* START *
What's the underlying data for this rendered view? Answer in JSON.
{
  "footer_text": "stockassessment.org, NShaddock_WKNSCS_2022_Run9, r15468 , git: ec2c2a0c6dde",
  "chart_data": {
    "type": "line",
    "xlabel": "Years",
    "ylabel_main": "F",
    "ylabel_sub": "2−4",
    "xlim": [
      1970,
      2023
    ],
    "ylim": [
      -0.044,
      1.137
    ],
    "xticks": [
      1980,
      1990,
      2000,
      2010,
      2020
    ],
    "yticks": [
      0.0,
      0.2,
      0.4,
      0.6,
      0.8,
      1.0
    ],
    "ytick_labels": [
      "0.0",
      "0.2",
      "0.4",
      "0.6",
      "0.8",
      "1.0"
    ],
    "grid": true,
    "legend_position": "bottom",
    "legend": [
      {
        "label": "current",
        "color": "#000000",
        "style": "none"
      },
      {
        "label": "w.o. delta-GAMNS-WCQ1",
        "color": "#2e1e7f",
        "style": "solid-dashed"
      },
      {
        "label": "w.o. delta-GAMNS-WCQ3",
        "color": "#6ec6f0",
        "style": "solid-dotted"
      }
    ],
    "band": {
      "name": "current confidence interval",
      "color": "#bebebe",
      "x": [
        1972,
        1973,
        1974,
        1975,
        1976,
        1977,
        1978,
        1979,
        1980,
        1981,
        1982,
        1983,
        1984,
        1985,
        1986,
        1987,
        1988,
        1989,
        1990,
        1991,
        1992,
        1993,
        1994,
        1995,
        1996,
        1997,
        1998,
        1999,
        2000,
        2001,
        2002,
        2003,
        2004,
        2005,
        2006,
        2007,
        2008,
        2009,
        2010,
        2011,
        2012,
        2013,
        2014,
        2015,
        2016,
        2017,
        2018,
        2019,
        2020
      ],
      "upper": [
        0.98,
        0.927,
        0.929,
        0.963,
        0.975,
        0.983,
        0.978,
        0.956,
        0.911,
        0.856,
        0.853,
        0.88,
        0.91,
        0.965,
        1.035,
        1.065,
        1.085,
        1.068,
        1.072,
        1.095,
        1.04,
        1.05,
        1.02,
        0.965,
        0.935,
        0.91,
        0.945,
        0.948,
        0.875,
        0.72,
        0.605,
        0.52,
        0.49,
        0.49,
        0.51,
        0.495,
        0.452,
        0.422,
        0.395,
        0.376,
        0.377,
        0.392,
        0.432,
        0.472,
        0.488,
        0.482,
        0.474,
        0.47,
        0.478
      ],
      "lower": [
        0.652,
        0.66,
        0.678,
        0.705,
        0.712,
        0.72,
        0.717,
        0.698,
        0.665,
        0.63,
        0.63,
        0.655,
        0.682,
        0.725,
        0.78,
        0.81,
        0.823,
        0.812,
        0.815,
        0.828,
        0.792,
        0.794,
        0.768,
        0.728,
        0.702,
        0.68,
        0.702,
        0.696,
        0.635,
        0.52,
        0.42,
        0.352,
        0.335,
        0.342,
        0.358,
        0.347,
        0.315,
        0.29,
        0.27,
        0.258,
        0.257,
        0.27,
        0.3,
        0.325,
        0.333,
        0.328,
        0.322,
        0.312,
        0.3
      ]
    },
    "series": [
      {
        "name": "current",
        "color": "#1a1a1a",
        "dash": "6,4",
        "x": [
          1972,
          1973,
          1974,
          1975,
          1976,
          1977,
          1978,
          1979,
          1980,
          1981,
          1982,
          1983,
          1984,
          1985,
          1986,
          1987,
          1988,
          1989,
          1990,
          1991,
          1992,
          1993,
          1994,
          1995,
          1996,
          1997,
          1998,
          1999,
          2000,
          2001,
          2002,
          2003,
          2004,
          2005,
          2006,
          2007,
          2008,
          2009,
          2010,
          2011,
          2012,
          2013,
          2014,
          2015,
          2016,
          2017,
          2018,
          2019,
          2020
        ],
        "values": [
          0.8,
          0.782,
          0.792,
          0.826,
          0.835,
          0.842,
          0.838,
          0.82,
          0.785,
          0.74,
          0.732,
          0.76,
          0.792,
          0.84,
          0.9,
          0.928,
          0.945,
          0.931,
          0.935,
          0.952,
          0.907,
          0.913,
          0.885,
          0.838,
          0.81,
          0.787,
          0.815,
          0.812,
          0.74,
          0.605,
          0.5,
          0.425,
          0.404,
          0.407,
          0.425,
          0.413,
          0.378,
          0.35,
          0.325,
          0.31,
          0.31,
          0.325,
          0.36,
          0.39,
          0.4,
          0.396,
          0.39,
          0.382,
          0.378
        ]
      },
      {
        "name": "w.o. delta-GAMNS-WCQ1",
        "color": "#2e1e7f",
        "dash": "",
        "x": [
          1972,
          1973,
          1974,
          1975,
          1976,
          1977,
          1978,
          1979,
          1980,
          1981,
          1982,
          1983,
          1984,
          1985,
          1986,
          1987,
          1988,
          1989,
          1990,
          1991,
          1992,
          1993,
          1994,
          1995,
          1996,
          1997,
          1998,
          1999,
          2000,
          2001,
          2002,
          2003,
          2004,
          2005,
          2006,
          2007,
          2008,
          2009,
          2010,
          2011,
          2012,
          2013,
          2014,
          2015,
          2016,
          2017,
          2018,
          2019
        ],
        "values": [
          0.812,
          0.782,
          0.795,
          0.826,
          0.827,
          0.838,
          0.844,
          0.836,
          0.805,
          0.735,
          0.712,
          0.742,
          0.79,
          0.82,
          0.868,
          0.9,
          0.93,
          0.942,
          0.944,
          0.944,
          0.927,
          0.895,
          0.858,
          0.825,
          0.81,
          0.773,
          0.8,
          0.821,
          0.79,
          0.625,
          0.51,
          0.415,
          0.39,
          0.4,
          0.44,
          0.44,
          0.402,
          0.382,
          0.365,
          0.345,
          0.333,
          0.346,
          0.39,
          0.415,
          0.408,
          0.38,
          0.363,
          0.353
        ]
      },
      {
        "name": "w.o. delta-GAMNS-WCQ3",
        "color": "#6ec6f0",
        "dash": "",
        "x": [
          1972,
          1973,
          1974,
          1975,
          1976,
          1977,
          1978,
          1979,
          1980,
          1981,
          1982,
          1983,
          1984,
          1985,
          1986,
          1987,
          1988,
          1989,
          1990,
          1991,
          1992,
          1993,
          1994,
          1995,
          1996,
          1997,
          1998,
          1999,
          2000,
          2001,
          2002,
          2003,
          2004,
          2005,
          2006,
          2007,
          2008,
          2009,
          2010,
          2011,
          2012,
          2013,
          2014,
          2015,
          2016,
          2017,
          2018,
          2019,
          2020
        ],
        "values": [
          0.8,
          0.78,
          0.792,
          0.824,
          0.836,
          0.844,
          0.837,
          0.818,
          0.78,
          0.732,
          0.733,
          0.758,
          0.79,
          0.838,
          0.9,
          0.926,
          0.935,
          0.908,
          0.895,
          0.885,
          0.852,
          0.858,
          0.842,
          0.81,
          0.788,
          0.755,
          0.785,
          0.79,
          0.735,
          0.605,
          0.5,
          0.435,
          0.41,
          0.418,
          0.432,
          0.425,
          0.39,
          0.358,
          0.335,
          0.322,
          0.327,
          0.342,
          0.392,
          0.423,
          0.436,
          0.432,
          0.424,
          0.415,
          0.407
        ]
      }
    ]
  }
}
* END *
*Objective*
Single out each line of the records above with the string "GAMNS" in it, and copy it.

*Exercise answer*
        "label": "w.o. delta-GAMNS-WCQ1",
        "label": "w.o. delta-GAMNS-WCQ3",
        "name": "w.o. delta-GAMNS-WCQ1",
        "name": "w.o. delta-GAMNS-WCQ3",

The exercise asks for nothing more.